— START DATA —

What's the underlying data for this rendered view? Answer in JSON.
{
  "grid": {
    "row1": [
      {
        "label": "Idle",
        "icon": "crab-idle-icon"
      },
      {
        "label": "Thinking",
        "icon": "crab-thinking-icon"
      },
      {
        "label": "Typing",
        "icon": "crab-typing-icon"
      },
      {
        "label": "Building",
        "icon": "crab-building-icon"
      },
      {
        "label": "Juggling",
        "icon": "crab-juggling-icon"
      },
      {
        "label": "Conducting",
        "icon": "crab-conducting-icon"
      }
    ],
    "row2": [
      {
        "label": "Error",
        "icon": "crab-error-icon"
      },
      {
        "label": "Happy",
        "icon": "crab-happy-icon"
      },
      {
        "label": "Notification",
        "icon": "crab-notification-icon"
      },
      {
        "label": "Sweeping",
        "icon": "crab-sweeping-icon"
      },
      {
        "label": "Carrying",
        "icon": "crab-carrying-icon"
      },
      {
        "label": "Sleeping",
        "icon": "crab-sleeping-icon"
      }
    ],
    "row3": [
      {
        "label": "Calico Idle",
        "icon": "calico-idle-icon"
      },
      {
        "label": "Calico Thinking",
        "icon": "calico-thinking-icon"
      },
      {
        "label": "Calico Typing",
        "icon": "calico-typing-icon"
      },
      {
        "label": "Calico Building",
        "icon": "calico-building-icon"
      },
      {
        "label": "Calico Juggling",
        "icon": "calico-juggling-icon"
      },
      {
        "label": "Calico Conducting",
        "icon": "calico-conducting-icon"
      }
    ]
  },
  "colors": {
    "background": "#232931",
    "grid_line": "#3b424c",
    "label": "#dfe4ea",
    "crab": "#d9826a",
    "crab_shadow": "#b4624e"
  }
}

— END DATA —

# TASK DETAILS:
Write the data out again in full and exactly.

# SOLVED EXERCISE:
What's the underlying data for this rendered view? Answer in JSON.
{
  "grid": {
    "row1": [
      {
        "label": "Idle",
        "icon": "crab-idle-icon"
      },
      {
        "label": "Thinking",
        "icon": "crab-thinking-icon"
      },
      {
        "label": "Typing",
        "icon": "crab-typing-icon"
      },
      {
        "label": "Building",
        "icon": "crab-building-icon"
      },
      {
        "label": "Juggling",
        "icon": "crab-juggling-icon"
      },
      {
        "label": "Conducting",
        "icon": "crab-conducting-icon"
      }
    ],
    "row2": [
      {
        "label": "Error",
        "icon": "crab-error-icon"
      },
      {
        "label": "Happy",
        "icon": "crab-happy-icon"
      },
      {
        "label": "Notification",
        "icon": "crab-notification-icon"
      },
      {
        "label": "Sweeping",
        "icon": "crab-sweeping-icon"
      },
      {
        "label": "Carrying",
        "icon": "crab-carrying-icon"
      },
      {
        "label": "Sleeping",
        "icon": "crab-sleeping-icon"
      }
    ],
    "row3": [
      {
        "label": "Calico Idle",
        "icon": "calico-idle-icon"
      },
      {
        "label": "Calico Thinking",
        "icon": "calico-thinking-icon"
      },
      {
        "label": "Calico Typing",
        "icon": "calico-typing-icon"
      },
      {
        "label": "Calico Building",
        "icon": "calico-building-icon"
      },
      {
        "label": "Calico Juggling",
        "icon": "calico-juggling-icon"
      },
      {
        "label": "Calico Conducting",
        "icon": "calico-conducting-icon"
      }
    ]
  },
  "colors": {
    "background": "#232931",
    "grid_line": "#3b424c",
    "label": "#dfe4ea",
    "crab": "#d9826a",
    "crab_shadow": "#b4624e"
  }
}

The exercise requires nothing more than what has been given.